Records

**********

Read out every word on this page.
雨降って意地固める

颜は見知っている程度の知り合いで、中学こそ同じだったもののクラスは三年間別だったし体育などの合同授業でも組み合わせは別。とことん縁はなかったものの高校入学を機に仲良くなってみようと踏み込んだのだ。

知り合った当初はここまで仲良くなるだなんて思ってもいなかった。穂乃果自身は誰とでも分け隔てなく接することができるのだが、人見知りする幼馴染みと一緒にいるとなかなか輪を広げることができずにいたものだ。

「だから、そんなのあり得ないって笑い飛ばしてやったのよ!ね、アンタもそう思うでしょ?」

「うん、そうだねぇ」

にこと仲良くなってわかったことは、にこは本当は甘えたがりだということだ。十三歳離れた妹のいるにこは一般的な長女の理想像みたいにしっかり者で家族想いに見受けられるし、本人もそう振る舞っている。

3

**********

Each record must be returned exactly as it is written.

Solution:
Read out every word on this page.
雨降って意地固める

颜は見知っている程度の知り合いで、中学こそ同じだったもののクラスは三年間別だったし体育などの合同授業でも組み合わせは別。とことん縁はなかったものの高校入学を機に仲良くなってみようと踏み込んだのだ。

知り合った当初はここまで仲良くなるだなんて思ってもいなかった。穂乃果自身は誰とでも分け隔てなく接することができるのだが、人見知りする幼馴染みと一緒にいるとなかなか輪を広げることができずにいたものだ。

「だから、そんなのあり得ないって笑い飛ばしてやったのよ!ね、アンタもそう思うでしょ?」

「うん、そうだねぇ」

にこと仲良くなってわかったことは、にこは本当は甘えたがりだということだ。十三歳離れた妹のいるにこは一般的な長女の理想像みたいにしっかり者で家族想いに見受けられるし、本人もそう振る舞っている。

3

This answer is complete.